Exercise brief >> Identify each line holding the string "Plane" and copy it.

::: Source data :::

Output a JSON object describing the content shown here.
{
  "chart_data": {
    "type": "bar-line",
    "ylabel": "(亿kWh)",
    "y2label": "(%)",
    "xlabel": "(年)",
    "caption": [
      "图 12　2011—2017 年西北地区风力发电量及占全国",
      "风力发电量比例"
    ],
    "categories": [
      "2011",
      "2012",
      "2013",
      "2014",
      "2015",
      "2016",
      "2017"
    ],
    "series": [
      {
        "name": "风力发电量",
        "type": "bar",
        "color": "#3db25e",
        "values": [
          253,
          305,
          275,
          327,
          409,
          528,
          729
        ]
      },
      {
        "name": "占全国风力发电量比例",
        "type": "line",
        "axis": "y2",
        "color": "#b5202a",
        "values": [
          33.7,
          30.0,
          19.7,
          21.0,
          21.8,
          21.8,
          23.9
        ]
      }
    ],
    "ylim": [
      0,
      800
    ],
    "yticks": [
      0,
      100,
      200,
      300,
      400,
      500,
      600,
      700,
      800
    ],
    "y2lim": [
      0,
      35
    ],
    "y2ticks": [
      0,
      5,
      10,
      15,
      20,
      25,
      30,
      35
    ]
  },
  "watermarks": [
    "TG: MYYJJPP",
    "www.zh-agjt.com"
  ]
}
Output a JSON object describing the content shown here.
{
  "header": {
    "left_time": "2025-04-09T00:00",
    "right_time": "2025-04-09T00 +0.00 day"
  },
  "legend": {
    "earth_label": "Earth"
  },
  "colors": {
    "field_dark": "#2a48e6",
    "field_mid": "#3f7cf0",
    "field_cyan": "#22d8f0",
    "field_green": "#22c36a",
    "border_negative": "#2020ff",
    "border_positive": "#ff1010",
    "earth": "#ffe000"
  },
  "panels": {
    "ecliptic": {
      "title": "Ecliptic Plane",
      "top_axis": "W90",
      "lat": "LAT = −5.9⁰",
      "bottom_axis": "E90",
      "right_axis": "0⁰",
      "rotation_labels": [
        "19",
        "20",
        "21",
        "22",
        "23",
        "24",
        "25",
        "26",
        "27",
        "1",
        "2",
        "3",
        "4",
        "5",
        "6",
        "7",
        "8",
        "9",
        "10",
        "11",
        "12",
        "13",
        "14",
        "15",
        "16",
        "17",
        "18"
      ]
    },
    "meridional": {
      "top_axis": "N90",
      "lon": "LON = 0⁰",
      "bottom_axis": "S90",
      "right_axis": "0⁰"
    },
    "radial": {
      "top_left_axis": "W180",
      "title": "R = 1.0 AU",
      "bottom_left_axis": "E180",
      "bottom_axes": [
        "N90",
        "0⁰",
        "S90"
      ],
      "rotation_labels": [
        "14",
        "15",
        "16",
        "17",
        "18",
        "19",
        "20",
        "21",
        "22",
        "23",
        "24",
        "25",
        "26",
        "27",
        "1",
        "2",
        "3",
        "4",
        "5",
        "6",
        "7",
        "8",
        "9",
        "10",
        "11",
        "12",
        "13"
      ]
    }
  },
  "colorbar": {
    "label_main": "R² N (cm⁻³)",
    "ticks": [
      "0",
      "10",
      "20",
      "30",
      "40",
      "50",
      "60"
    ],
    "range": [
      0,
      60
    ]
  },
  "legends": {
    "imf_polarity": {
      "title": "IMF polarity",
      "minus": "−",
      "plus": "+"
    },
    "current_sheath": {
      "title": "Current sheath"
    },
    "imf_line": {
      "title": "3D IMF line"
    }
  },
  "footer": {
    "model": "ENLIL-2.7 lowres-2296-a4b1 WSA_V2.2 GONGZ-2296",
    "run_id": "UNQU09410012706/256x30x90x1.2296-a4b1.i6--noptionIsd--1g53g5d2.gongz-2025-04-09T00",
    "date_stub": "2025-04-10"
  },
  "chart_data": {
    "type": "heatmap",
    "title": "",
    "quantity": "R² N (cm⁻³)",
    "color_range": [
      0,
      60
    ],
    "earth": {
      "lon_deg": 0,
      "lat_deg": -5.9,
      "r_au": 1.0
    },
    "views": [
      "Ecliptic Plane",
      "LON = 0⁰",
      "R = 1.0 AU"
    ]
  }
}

:::

Result of the task >>
      "title": "Ecliptic Plane",
      "Ecliptic Plane",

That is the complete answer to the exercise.